WHAT TO PRODUCE:
Go through the material below and copy each line where the word "Detail" appears.

DATA SHOWN:
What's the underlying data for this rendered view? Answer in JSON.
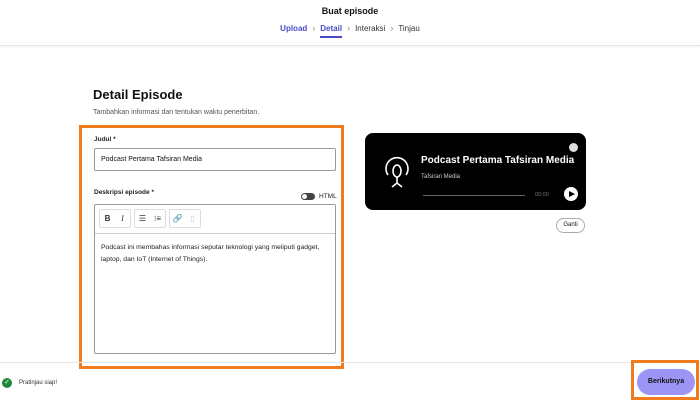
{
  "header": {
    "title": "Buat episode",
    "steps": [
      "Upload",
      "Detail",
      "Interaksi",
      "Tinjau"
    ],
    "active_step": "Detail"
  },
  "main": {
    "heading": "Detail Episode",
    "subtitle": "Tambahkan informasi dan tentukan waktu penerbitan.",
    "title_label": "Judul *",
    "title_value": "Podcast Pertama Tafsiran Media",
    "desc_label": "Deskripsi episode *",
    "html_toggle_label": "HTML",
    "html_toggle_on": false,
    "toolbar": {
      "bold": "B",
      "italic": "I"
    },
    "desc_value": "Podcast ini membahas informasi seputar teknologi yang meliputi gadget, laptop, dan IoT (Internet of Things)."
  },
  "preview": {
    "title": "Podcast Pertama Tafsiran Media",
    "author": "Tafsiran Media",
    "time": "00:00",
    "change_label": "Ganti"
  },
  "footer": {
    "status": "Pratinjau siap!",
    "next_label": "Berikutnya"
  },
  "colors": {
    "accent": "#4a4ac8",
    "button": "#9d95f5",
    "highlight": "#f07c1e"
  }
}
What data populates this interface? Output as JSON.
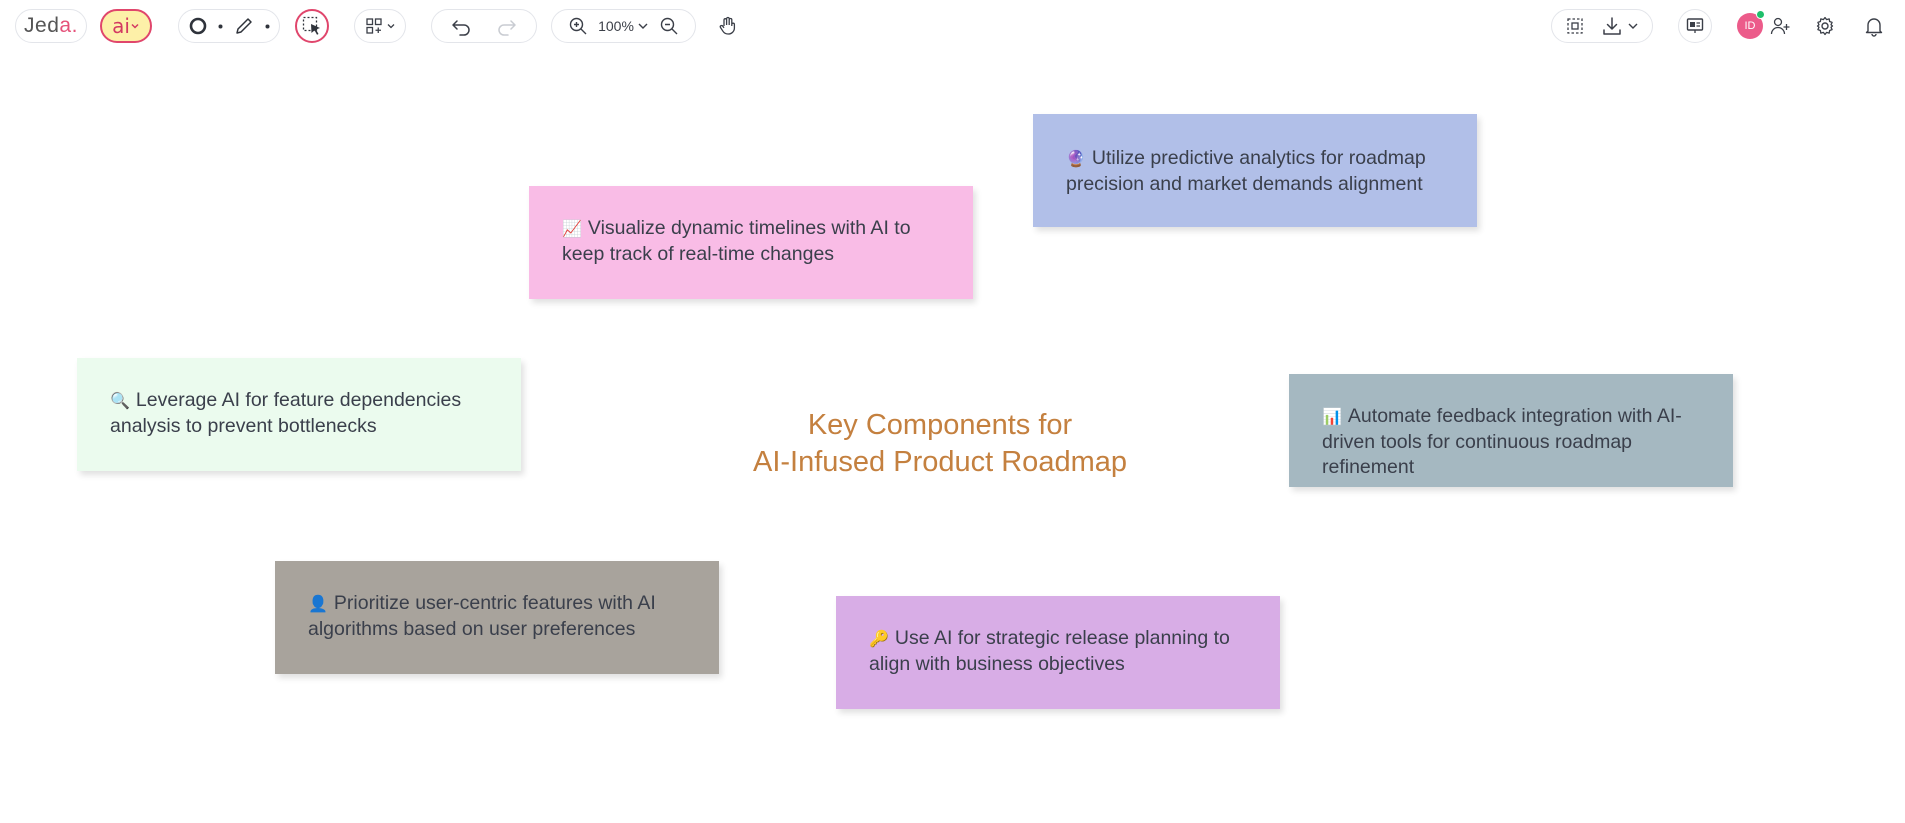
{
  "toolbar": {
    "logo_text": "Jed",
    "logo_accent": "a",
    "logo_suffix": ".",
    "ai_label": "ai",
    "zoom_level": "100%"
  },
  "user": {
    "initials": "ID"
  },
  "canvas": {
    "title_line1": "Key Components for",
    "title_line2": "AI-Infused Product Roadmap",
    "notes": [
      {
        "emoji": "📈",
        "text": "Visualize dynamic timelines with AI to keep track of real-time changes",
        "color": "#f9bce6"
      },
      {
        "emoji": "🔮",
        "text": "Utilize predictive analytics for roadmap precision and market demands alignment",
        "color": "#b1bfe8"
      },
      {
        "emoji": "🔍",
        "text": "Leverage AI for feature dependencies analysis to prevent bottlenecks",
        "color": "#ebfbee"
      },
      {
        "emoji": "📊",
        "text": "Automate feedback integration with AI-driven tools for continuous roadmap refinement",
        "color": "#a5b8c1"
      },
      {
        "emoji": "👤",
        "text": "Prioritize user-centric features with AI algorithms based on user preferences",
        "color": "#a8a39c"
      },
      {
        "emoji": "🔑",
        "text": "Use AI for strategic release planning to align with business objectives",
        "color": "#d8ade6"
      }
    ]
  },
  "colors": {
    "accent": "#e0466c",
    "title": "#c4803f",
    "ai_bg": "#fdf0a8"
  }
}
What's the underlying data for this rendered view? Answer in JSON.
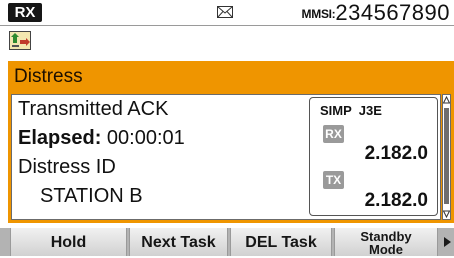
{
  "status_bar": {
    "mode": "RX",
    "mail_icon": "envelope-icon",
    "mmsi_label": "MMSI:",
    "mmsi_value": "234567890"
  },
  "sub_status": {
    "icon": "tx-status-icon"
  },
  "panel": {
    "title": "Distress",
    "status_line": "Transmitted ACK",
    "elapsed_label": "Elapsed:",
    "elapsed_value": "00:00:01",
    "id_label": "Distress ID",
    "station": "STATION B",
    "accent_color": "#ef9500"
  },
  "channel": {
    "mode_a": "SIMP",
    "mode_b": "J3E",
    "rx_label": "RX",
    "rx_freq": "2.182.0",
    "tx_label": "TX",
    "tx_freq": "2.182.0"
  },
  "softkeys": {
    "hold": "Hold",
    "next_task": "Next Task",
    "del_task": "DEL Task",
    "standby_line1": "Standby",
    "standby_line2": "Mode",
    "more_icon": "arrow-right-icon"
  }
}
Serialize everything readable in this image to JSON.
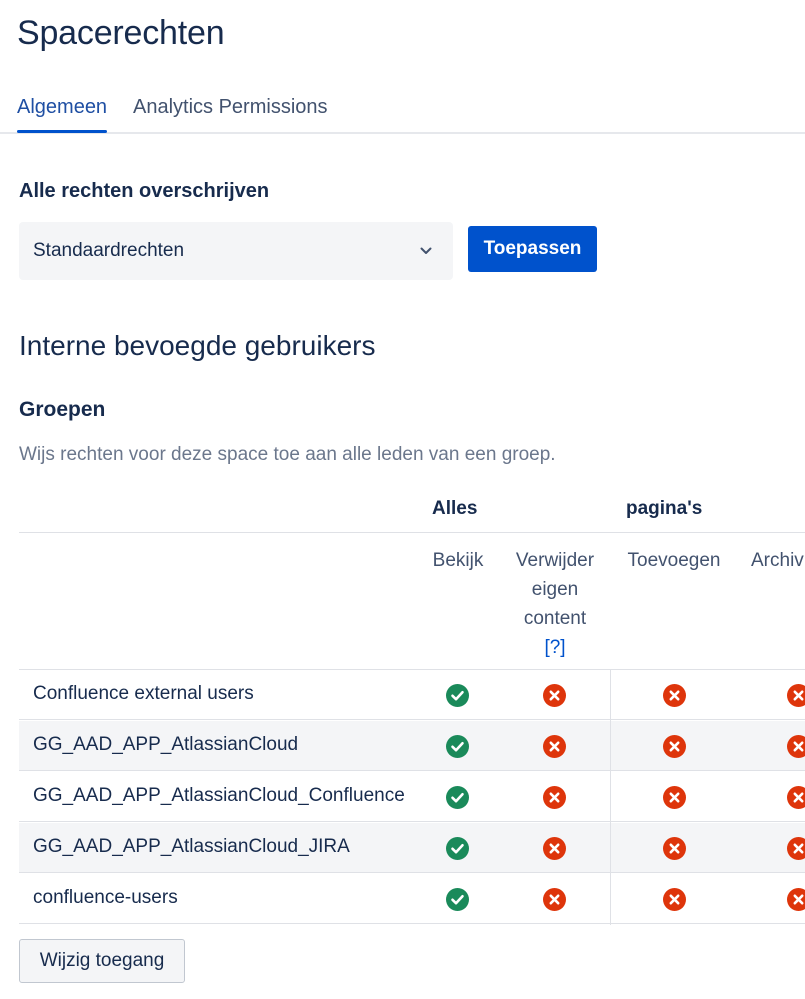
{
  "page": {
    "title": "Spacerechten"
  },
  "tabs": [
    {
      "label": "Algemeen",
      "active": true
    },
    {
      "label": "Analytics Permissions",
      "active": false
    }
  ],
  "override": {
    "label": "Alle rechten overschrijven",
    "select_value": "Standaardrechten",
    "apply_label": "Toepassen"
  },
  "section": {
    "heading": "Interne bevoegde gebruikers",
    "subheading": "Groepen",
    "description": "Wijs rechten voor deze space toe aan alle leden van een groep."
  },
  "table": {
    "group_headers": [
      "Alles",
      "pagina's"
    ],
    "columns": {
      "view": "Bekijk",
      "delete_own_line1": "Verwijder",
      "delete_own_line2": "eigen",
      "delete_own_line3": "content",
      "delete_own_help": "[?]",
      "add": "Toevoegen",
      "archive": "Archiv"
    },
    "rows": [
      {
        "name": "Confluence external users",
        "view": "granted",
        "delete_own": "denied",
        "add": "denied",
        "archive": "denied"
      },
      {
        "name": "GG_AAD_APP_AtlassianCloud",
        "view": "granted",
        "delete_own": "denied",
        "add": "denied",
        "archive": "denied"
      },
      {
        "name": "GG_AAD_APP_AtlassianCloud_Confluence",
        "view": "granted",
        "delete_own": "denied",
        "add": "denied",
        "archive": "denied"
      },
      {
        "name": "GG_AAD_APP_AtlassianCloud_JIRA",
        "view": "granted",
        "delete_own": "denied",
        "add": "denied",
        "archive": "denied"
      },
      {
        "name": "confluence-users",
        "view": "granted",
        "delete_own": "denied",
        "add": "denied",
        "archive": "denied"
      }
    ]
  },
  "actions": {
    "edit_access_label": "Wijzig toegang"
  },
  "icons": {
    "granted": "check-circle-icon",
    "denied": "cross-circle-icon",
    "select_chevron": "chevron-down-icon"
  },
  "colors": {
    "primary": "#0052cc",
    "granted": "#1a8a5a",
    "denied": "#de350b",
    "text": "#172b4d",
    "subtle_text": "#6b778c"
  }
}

OUTPUT:
      "Detail",
    "active_step": "Detail"
    "heading": "Detail Episode",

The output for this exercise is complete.